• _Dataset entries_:
-.-.-

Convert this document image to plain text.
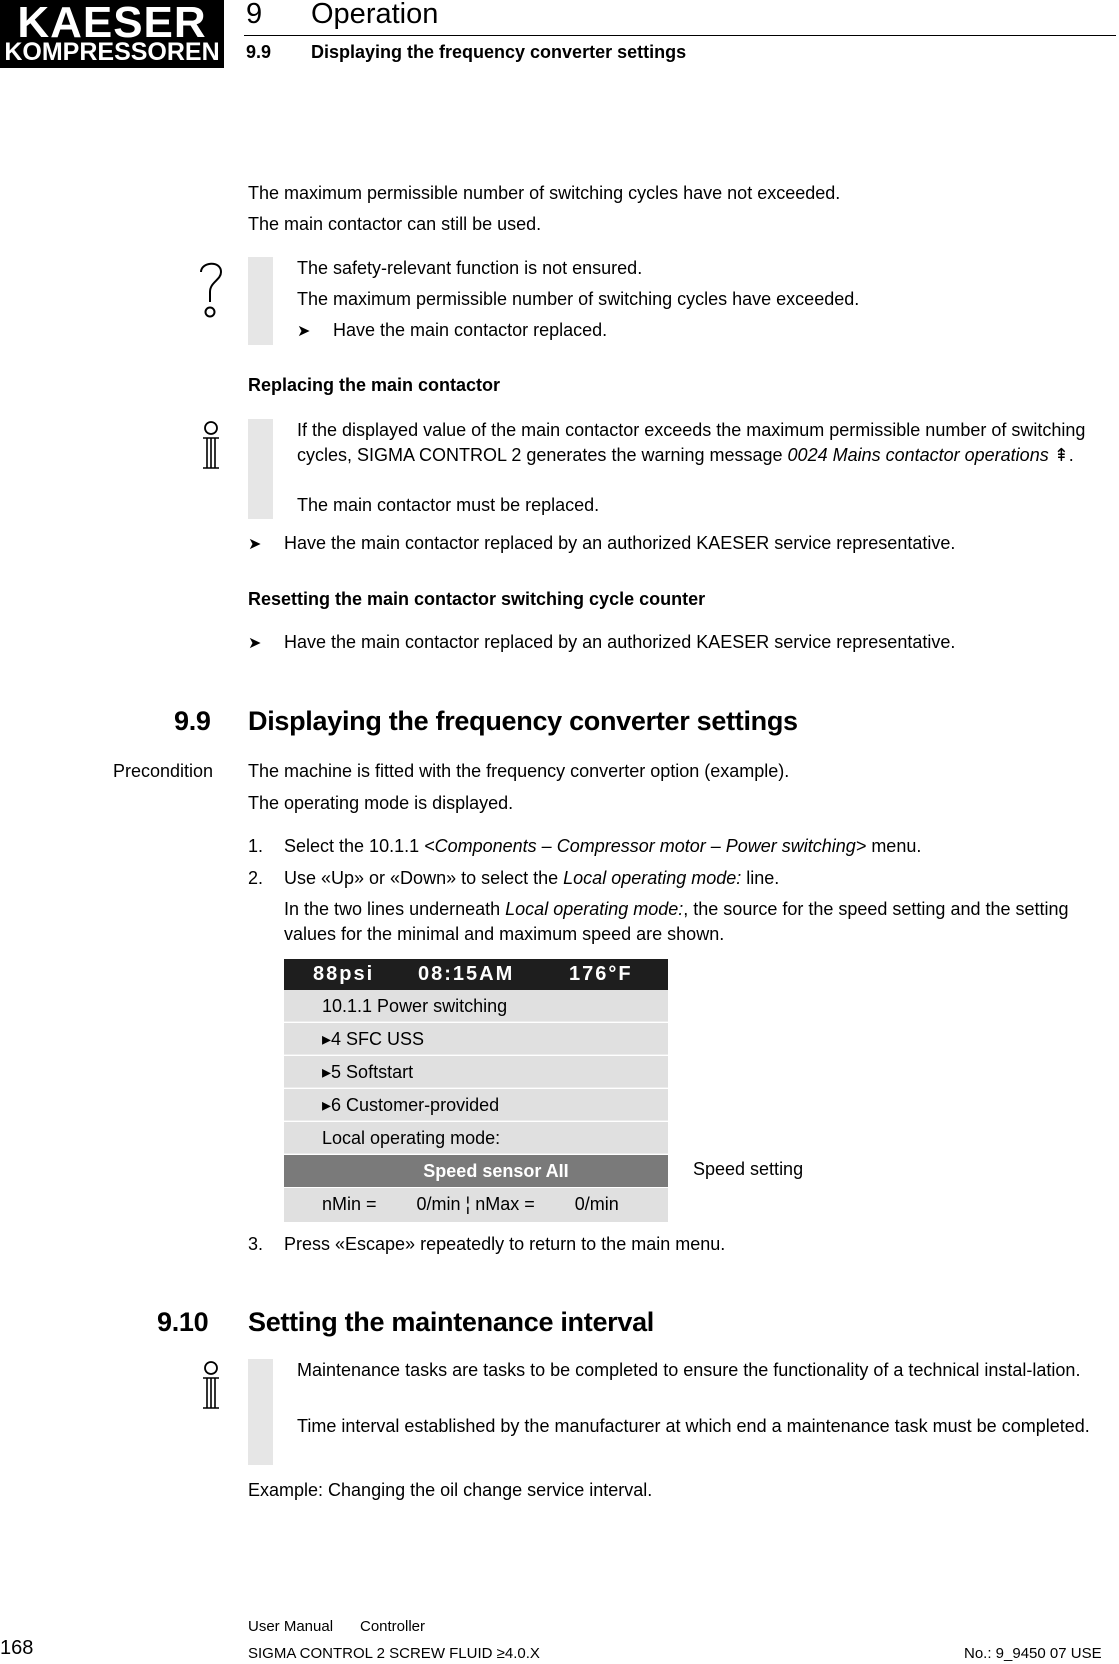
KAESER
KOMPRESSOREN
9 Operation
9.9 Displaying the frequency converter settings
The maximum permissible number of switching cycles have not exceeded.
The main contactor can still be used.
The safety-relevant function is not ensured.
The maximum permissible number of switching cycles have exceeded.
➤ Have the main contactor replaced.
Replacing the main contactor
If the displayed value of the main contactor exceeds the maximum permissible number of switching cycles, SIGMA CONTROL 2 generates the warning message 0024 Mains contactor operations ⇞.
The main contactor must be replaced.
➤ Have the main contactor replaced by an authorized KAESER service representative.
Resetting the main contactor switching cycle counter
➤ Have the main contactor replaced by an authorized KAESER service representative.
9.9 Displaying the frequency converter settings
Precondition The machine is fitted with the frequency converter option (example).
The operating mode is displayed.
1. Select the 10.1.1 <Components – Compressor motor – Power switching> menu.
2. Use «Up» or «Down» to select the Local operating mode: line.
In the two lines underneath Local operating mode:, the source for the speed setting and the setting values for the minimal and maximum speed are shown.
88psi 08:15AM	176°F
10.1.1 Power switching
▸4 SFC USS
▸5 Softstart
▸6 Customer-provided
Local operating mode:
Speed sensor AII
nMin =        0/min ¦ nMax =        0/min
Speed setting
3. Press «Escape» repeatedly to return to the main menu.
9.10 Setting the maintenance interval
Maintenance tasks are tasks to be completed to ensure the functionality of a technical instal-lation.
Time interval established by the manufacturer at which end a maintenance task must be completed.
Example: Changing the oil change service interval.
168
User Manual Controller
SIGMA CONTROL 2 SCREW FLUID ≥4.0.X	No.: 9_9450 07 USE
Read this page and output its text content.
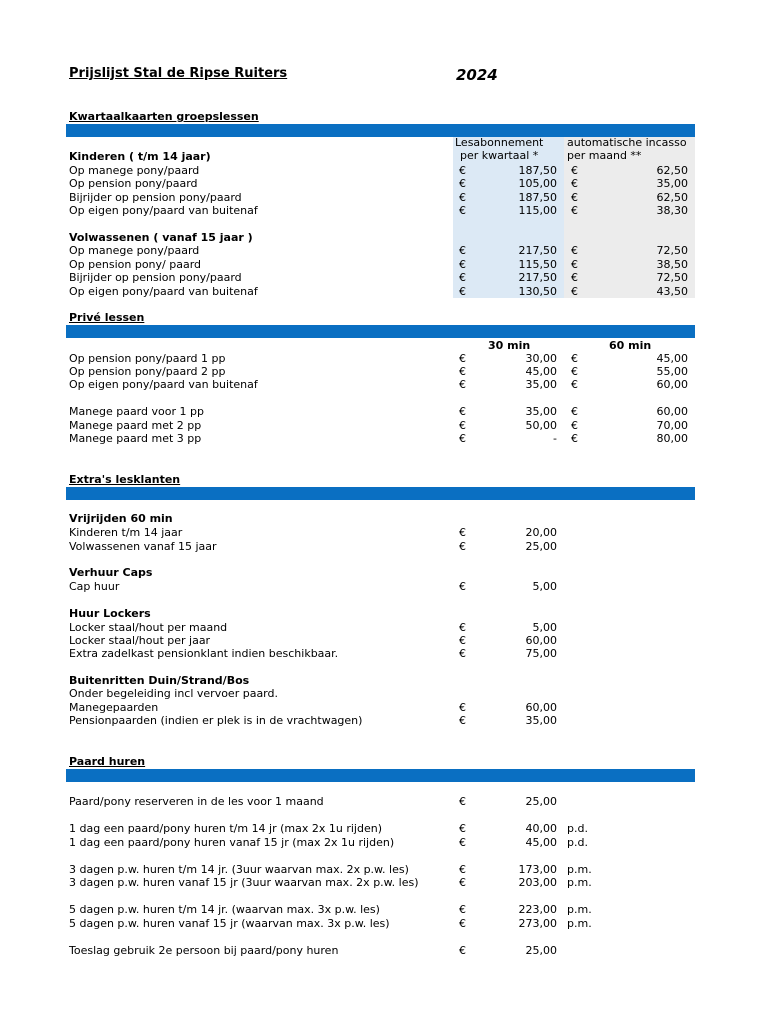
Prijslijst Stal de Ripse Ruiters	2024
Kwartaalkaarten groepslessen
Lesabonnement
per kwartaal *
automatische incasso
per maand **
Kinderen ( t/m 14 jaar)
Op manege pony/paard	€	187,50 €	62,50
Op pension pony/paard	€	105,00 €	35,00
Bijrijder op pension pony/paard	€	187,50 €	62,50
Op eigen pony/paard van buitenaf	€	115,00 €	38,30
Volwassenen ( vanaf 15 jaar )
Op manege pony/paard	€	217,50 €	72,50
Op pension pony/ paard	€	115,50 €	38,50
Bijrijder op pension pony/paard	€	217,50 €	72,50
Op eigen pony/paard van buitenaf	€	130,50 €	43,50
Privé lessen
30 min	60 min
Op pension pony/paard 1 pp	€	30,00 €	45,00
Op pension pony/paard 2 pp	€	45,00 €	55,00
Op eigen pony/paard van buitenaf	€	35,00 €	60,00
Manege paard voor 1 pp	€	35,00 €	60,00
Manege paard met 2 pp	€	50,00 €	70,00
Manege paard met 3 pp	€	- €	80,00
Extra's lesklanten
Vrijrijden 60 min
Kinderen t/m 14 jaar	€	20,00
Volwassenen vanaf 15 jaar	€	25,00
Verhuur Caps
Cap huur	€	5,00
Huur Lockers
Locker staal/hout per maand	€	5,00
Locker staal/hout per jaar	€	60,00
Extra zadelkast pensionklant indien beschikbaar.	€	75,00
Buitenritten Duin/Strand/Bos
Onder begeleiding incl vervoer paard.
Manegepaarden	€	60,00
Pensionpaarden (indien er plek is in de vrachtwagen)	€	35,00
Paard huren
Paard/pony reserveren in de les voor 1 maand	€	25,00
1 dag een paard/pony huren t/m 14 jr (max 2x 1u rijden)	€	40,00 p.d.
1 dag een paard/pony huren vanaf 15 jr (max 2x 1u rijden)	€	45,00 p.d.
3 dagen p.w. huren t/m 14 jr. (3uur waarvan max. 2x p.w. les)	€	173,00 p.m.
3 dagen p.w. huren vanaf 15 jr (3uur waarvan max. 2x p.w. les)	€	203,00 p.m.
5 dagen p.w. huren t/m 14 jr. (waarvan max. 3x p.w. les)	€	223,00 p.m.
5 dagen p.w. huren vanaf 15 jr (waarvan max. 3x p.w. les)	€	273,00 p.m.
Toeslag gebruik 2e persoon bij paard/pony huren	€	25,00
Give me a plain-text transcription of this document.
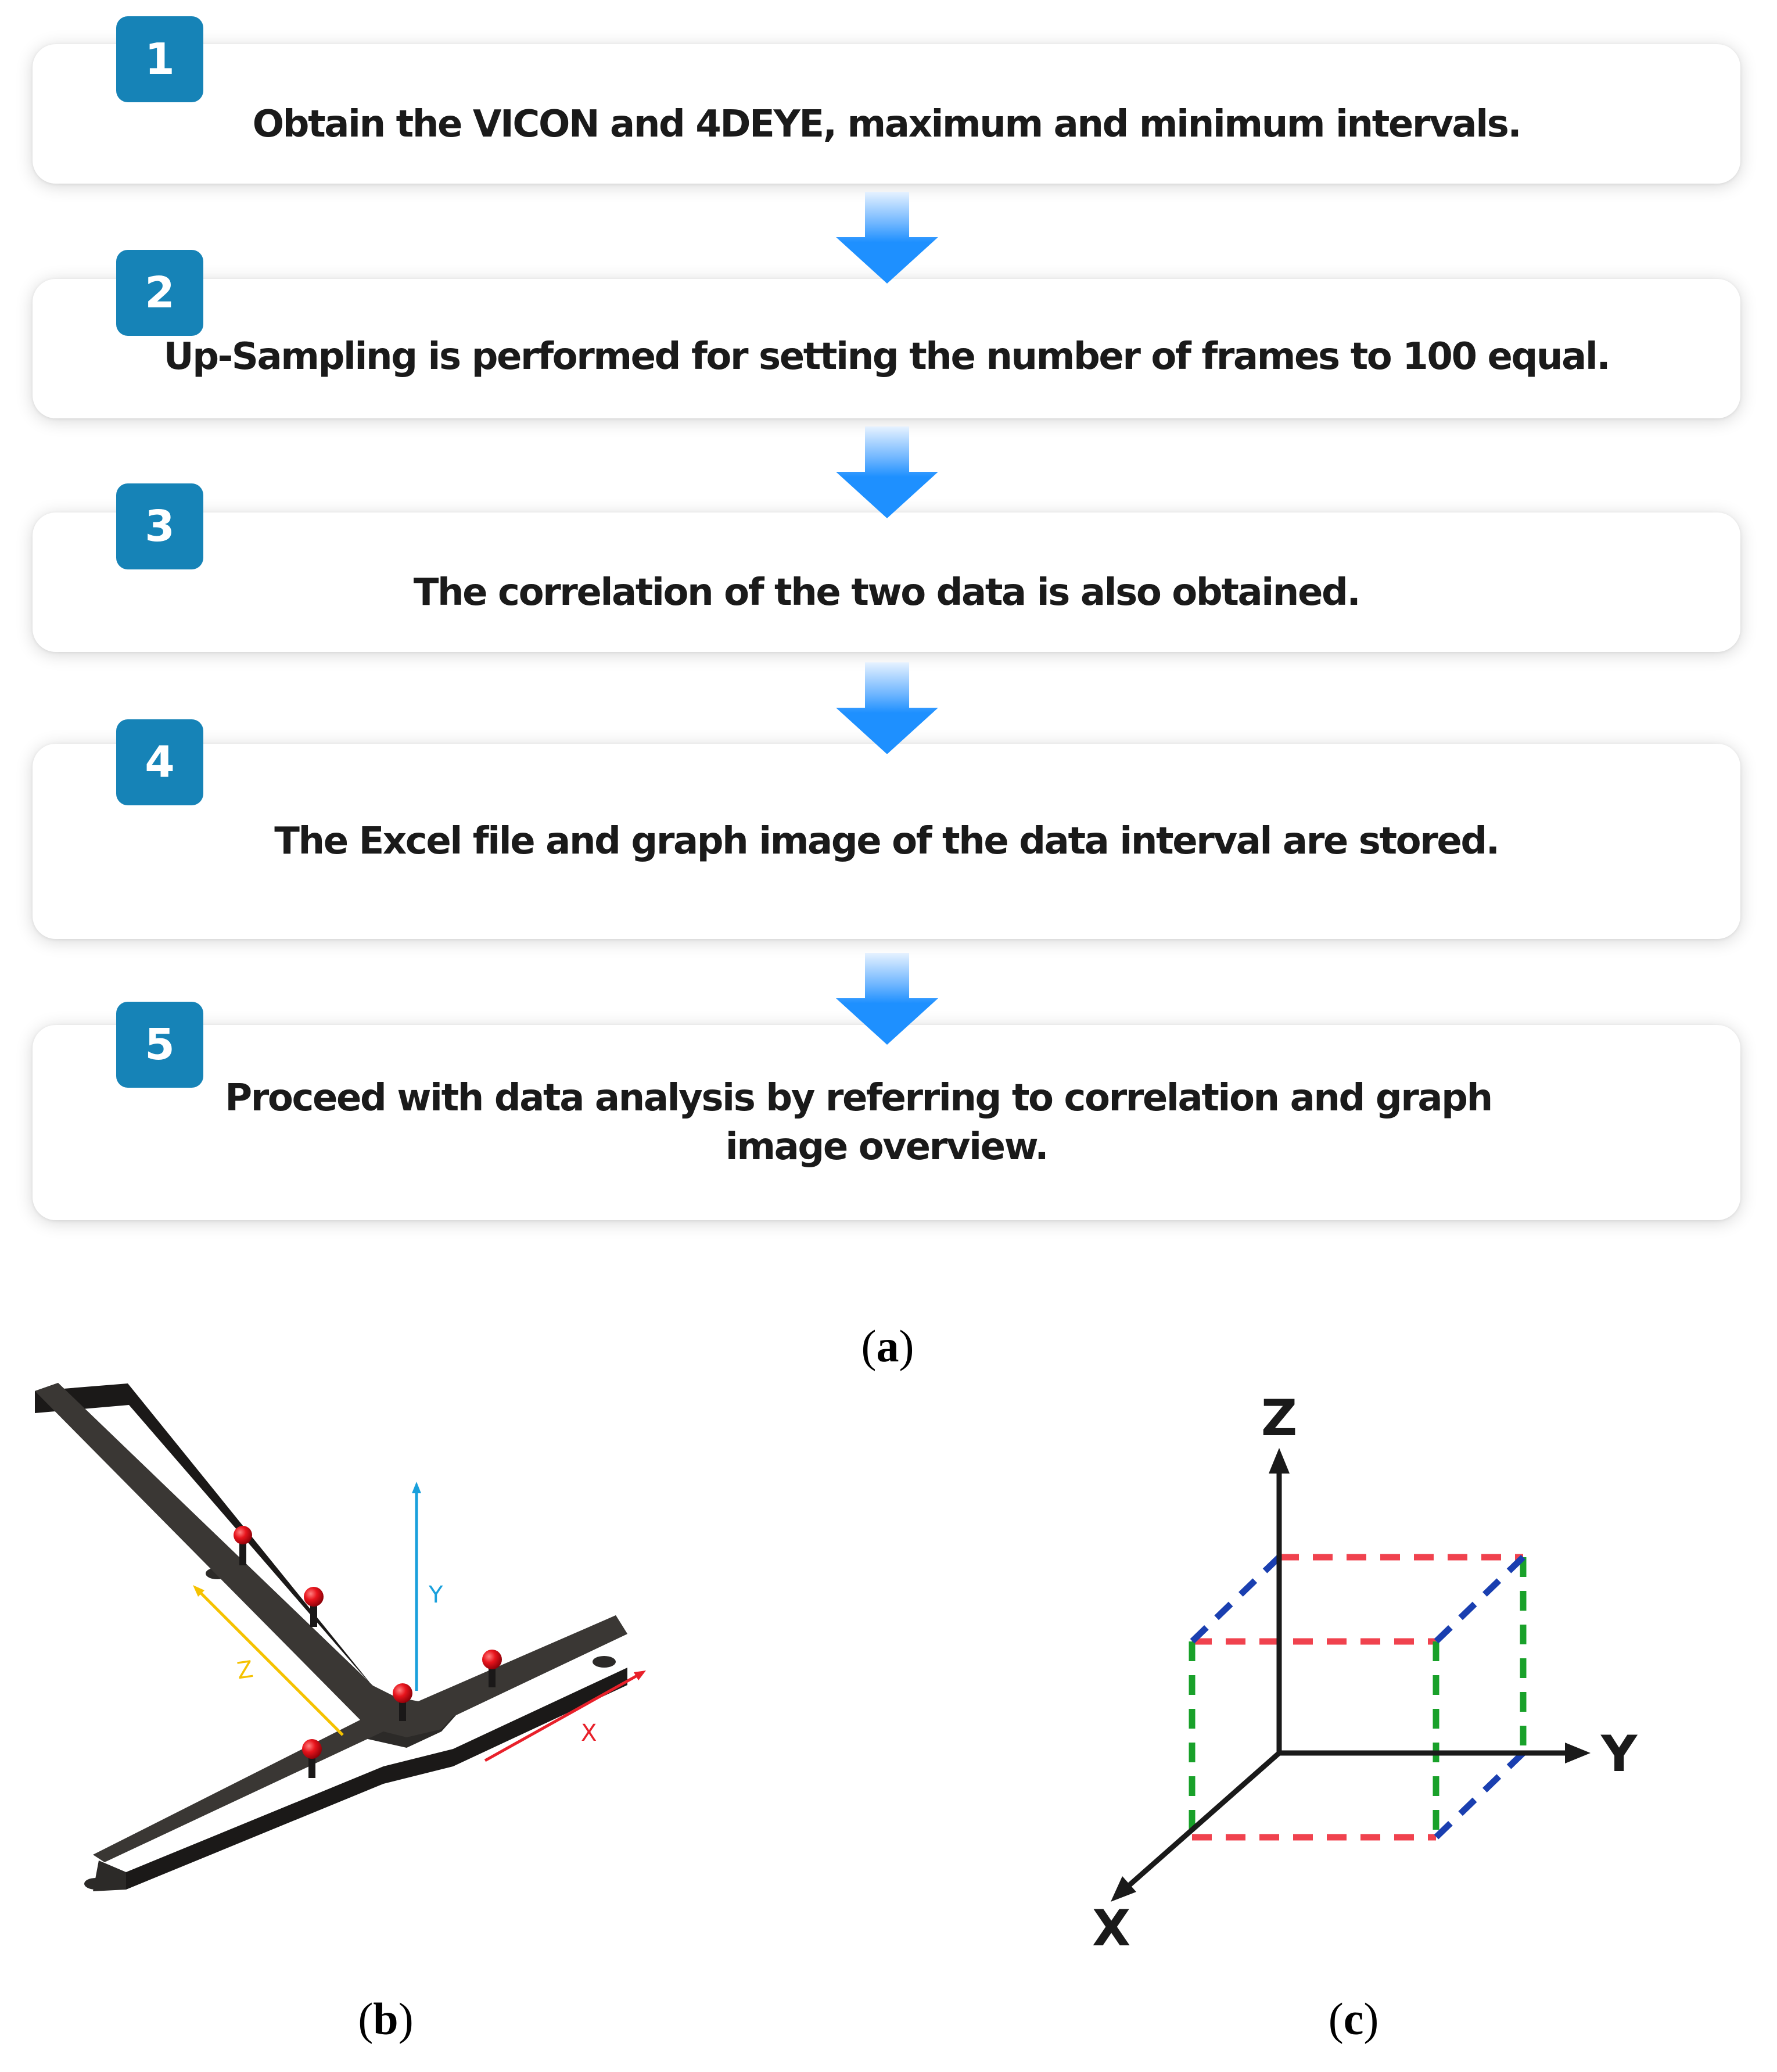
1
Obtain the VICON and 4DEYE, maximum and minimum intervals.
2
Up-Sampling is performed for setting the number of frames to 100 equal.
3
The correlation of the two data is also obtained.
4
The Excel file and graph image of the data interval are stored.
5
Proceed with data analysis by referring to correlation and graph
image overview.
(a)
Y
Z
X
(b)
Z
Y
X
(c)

-.-.-

• _Given instruction_:
Can you repeat every record above exactly, apart from the pictures?

• _Exercise output_:
Convert this document image to plain text.
KAESER
KOMPRESSOREN
9 Operation
9.9 Displaying the frequency converter settings
The maximum permissible number of switching cycles have not exceeded.
The main contactor can still be used.
The safety-relevant function is not ensured.
The maximum permissible number of switching cycles have exceeded.
➤ Have the main contactor replaced.
Replacing the main contactor
If the displayed value of the main contactor exceeds the maximum permissible number of switching cycles, SIGMA CONTROL 2 generates the warning message 0024 Mains contactor operations ⇞.
The main contactor must be replaced.
➤ Have the main contactor replaced by an authorized KAESER service representative.
Resetting the main contactor switching cycle counter
➤ Have the main contactor replaced by an authorized KAESER service representative.
9.9 Displaying the frequency converter settings
Precondition The machine is fitted with the frequency converter option (example).
The operating mode is displayed.
1. Select the 10.1.1 <Components – Compressor motor – Power switching> menu.
2. Use «Up» or «Down» to select the Local operating mode: line.
In the two lines underneath Local operating mode:, the source for the speed setting and the setting values for the minimal and maximum speed are shown.
88psi 08:15AM	176°F
10.1.1 Power switching
▸4 SFC USS
▸5 Softstart
▸6 Customer-provided
Local operating mode:
Speed sensor AII
nMin =        0/min ¦ nMax =        0/min
Speed setting
3. Press «Escape» repeatedly to return to the main menu.
9.10 Setting the maintenance interval
Maintenance tasks are tasks to be completed to ensure the functionality of a technical instal-lation.
Time interval established by the manufacturer at which end a maintenance task must be completed.
Example: Changing the oil change service interval.
168
User Manual Controller
SIGMA CONTROL 2 SCREW FLUID ≥4.0.X	No.: 9_9450 07 USE
Read this page and output its text content.
Prijslijst Stal de Ripse Ruiters	2024
Kwartaalkaarten groepslessen
Lesabonnement
per kwartaal *
automatische incasso
per maand **
Kinderen ( t/m 14 jaar)
Op manege pony/paard	€	187,50 €	62,50
Op pension pony/paard	€	105,00 €	35,00
Bijrijder op pension pony/paard	€	187,50 €	62,50
Op eigen pony/paard van buitenaf	€	115,00 €	38,30
Volwassenen ( vanaf 15 jaar )
Op manege pony/paard	€	217,50 €	72,50
Op pension pony/ paard	€	115,50 €	38,50
Bijrijder op pension pony/paard	€	217,50 €	72,50
Op eigen pony/paard van buitenaf	€	130,50 €	43,50
Privé lessen
30 min	60 min
Op pension pony/paard 1 pp	€	30,00 €	45,00
Op pension pony/paard 2 pp	€	45,00 €	55,00
Op eigen pony/paard van buitenaf	€	35,00 €	60,00
Manege paard voor 1 pp	€	35,00 €	60,00
Manege paard met 2 pp	€	50,00 €	70,00
Manege paard met 3 pp	€	- €	80,00
Extra's lesklanten
Vrijrijden 60 min
Kinderen t/m 14 jaar	€	20,00
Volwassenen vanaf 15 jaar	€	25,00
Verhuur Caps
Cap huur	€	5,00
Huur Lockers
Locker staal/hout per maand	€	5,00
Locker staal/hout per jaar	€	60,00
Extra zadelkast pensionklant indien beschikbaar.	€	75,00
Buitenritten Duin/Strand/Bos
Onder begeleiding incl vervoer paard.
Manegepaarden	€	60,00
Pensionpaarden (indien er plek is in de vrachtwagen)	€	35,00
Paard huren
Paard/pony reserveren in de les voor 1 maand	€	25,00
1 dag een paard/pony huren t/m 14 jr (max 2x 1u rijden)	€	40,00 p.d.
1 dag een paard/pony huren vanaf 15 jr (max 2x 1u rijden)	€	45,00 p.d.
3 dagen p.w. huren t/m 14 jr. (3uur waarvan max. 2x p.w. les)	€	173,00 p.m.
3 dagen p.w. huren vanaf 15 jr (3uur waarvan max. 2x p.w. les)	€	203,00 p.m.
5 dagen p.w. huren t/m 14 jr. (waarvan max. 3x p.w. les)	€	223,00 p.m.
5 dagen p.w. huren vanaf 15 jr (waarvan max. 3x p.w. les)	€	273,00 p.m.
Toeslag gebruik 2e persoon bij paard/pony huren	€	25,00
Give me a plain-text transcription of this document.
1
Obtain the VICON and 4DEYE, maximum and minimum intervals.
2
Up-Sampling is performed for setting the number of frames to 100 equal.
3
The correlation of the two data is also obtained.
4
The Excel file and graph image of the data interval are stored.
5
Proceed with data analysis by referring to correlation and graph
image overview.
(a)
Y
Z
X
(b)
Z
Y
X
(c)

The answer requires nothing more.